> _Exercise aim_
Output the material beneath this task exactly, images excluded.

----------------

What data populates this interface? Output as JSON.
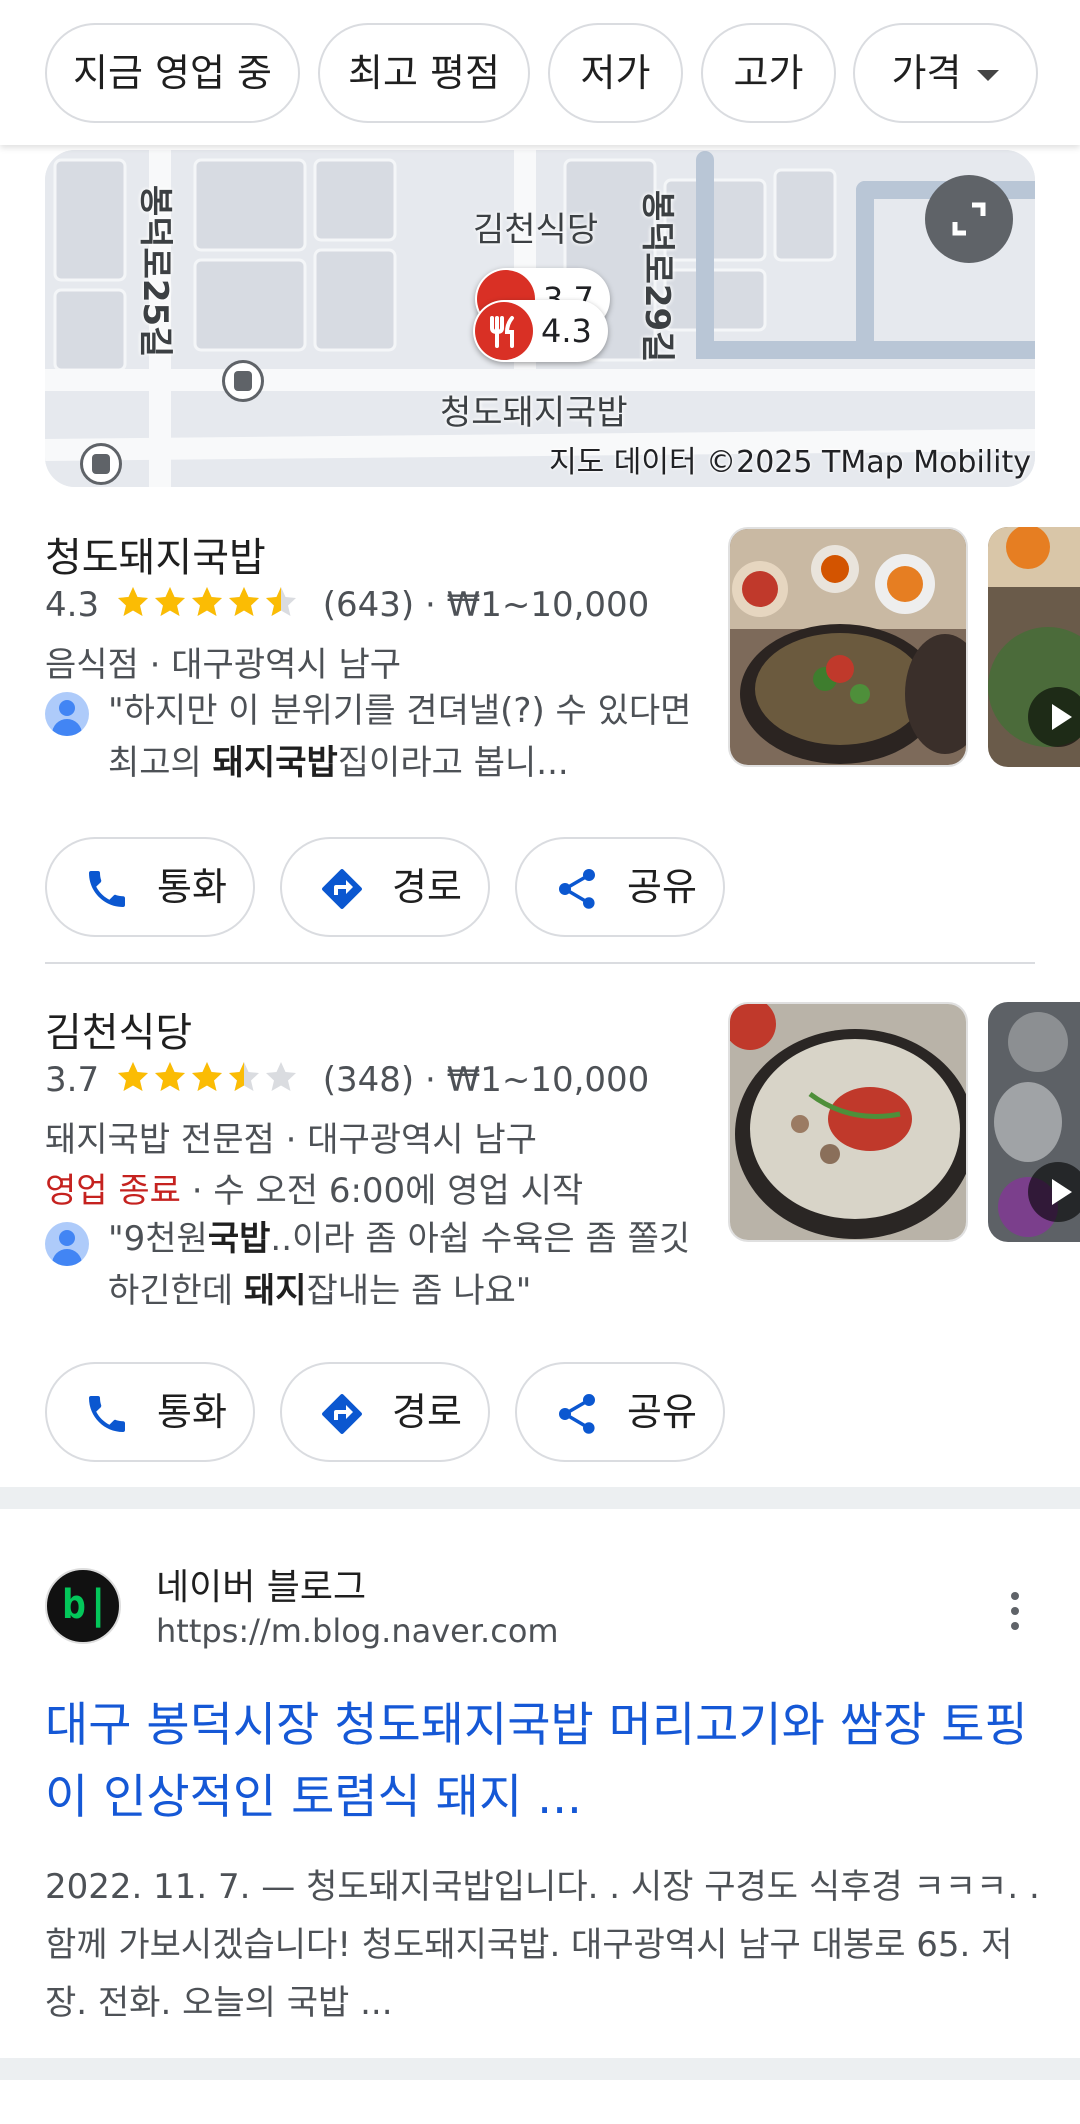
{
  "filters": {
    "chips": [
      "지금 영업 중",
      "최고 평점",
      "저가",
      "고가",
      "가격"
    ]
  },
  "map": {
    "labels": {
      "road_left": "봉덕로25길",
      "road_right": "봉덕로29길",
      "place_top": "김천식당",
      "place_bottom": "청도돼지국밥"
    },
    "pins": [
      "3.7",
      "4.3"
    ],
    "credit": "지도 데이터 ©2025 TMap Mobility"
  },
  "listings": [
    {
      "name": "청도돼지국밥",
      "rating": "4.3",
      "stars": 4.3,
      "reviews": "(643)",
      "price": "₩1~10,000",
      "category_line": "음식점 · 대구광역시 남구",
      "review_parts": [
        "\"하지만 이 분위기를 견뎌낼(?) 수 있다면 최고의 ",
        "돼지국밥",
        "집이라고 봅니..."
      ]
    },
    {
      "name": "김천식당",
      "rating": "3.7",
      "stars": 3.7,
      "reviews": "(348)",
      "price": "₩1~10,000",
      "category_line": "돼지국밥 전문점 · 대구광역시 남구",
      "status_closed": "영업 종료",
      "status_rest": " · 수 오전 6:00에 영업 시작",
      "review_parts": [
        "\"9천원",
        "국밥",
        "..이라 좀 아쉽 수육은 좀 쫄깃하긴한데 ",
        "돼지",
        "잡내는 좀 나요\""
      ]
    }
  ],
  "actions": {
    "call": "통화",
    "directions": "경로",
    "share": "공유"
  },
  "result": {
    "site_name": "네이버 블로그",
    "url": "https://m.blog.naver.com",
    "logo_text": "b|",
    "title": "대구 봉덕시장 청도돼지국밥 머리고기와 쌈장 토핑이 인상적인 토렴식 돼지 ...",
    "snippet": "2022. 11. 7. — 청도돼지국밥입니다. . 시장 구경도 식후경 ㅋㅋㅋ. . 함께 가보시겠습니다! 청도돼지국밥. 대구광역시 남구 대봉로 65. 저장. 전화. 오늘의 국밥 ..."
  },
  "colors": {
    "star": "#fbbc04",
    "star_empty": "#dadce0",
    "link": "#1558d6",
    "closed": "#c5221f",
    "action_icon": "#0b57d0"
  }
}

----------------

> _Task answer_
What data populates this interface? Output as JSON.
{
  "filters": {
    "chips": [
      "지금 영업 중",
      "최고 평점",
      "저가",
      "고가",
      "가격"
    ]
  },
  "map": {
    "labels": {
      "road_left": "봉덕로25길",
      "road_right": "봉덕로29길",
      "place_top": "김천식당",
      "place_bottom": "청도돼지국밥"
    },
    "pins": [
      "3.7",
      "4.3"
    ],
    "credit": "지도 데이터 ©2025 TMap Mobility"
  },
  "listings": [
    {
      "name": "청도돼지국밥",
      "rating": "4.3",
      "stars": 4.3,
      "reviews": "(643)",
      "price": "₩1~10,000",
      "category_line": "음식점 · 대구광역시 남구",
      "review_parts": [
        "\"하지만 이 분위기를 견뎌낼(?) 수 있다면 최고의 ",
        "돼지국밥",
        "집이라고 봅니..."
      ]
    },
    {
      "name": "김천식당",
      "rating": "3.7",
      "stars": 3.7,
      "reviews": "(348)",
      "price": "₩1~10,000",
      "category_line": "돼지국밥 전문점 · 대구광역시 남구",
      "status_closed": "영업 종료",
      "status_rest": " · 수 오전 6:00에 영업 시작",
      "review_parts": [
        "\"9천원",
        "국밥",
        "..이라 좀 아쉽 수육은 좀 쫄깃하긴한데 ",
        "돼지",
        "잡내는 좀 나요\""
      ]
    }
  ],
  "actions": {
    "call": "통화",
    "directions": "경로",
    "share": "공유"
  },
  "result": {
    "site_name": "네이버 블로그",
    "url": "https://m.blog.naver.com",
    "logo_text": "b|",
    "title": "대구 봉덕시장 청도돼지국밥 머리고기와 쌈장 토핑이 인상적인 토렴식 돼지 ...",
    "snippet": "2022. 11. 7. — 청도돼지국밥입니다. . 시장 구경도 식후경 ㅋㅋㅋ. . 함께 가보시겠습니다! 청도돼지국밥. 대구광역시 남구 대봉로 65. 저장. 전화. 오늘의 국밥 ..."
  },
  "colors": {
    "star": "#fbbc04",
    "star_empty": "#dadce0",
    "link": "#1558d6",
    "closed": "#c5221f",
    "action_icon": "#0b57d0"
  }
}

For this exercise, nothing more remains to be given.